Drop every picture and give the entries back exactly.

Data supplied »

** begin **

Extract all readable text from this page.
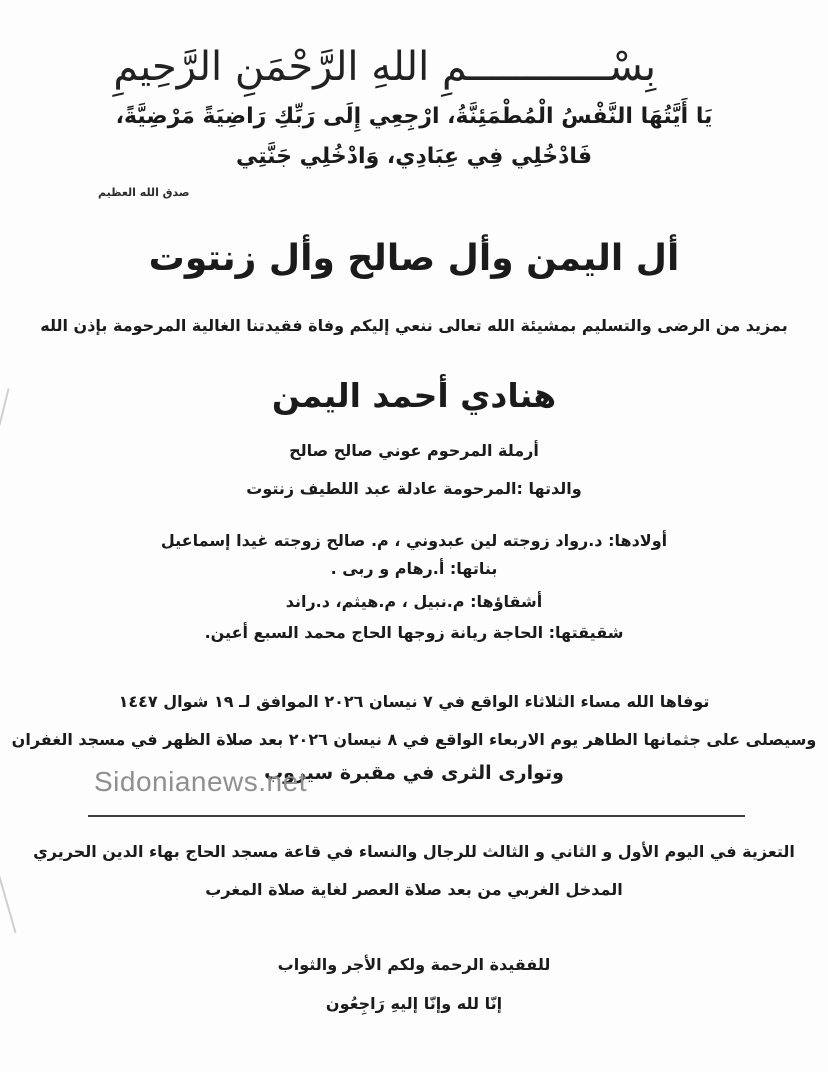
بِسْــــــــــــمِ اللهِ الرَّحْمَنِ الرَّحِيمِ
يَا أَيَّتُهَا النَّفْسُ الْمُطْمَئِنَّةُ، ارْجِعِي إِلَى رَبِّكِ رَاضِيَةً مَرْضِيَّةً،
فَادْخُلِي فِي عِبَادِي، وَادْخُلِي جَنَّتِي
صدق الله العظيم
أل اليمن وأل صالح وأل زنتوت
بمزيد من الرضى والتسليم بمشيئة الله تعالى ننعي إليكم وفاة فقيدتنا الغالية المرحومة بإذن الله
هنادي أحمد اليمن
أرملة المرحوم عوني صالح صالح
والدتها :المرحومة عادلة عبد اللطيف زنتوت
أولادها: د.رواد زوجته لين عبدوني ، م. صالح زوجته غيدا إسماعيل
بناتها: أ.رهام و ربى .
أشقاؤها: م.نبيل ، م.هيثم، د.راند
شقيقتها: الحاجة ريانة زوجها الحاج محمد السبع أعين.
توفاها الله مساء الثلاثاء الواقع في ٧ نيسان ٢٠٢٦ الموافق لـ ١٩ شوال ١٤٤٧
وسيصلى على جثمانها الطاهر يوم الاربعاء الواقع في ٨ نيسان ٢٠٢٦ بعد صلاة الظهر في مسجد الغفران
وتوارى الثرى في مقبرة سيروب
Sidonianews.net
التعزية في اليوم الأول و الثاني و الثالث للرجال والنساء في قاعة مسجد الحاج بهاء الدين الحريري
المدخل الغربي من بعد صلاة العصر لغاية صلاة المغرب
للفقيدة الرحمة ولكم الأجر والثواب
إنّا لله وإنّا إليهِ رَاجِعُون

** end **

In response »
Extract all readable text from this page.
بِسْــــــــــــمِ اللهِ الرَّحْمَنِ الرَّحِيمِ
يَا أَيَّتُهَا النَّفْسُ الْمُطْمَئِنَّةُ، ارْجِعِي إِلَى رَبِّكِ رَاضِيَةً مَرْضِيَّةً،
فَادْخُلِي فِي عِبَادِي، وَادْخُلِي جَنَّتِي
صدق الله العظيم
أل اليمن وأل صالح وأل زنتوت
بمزيد من الرضى والتسليم بمشيئة الله تعالى ننعي إليكم وفاة فقيدتنا الغالية المرحومة بإذن الله
هنادي أحمد اليمن
أرملة المرحوم عوني صالح صالح
والدتها :المرحومة عادلة عبد اللطيف زنتوت
أولادها: د.رواد زوجته لين عبدوني ، م. صالح زوجته غيدا إسماعيل
بناتها: أ.رهام و ربى .
أشقاؤها: م.نبيل ، م.هيثم، د.راند
شقيقتها: الحاجة ريانة زوجها الحاج محمد السبع أعين.
توفاها الله مساء الثلاثاء الواقع في ٧ نيسان ٢٠٢٦ الموافق لـ ١٩ شوال ١٤٤٧
وسيصلى على جثمانها الطاهر يوم الاربعاء الواقع في ٨ نيسان ٢٠٢٦ بعد صلاة الظهر في مسجد الغفران
وتوارى الثرى في مقبرة سيروب
Sidonianews.net
التعزية في اليوم الأول و الثاني و الثالث للرجال والنساء في قاعة مسجد الحاج بهاء الدين الحريري
المدخل الغربي من بعد صلاة العصر لغاية صلاة المغرب
للفقيدة الرحمة ولكم الأجر والثواب
إنّا لله وإنّا إليهِ رَاجِعُون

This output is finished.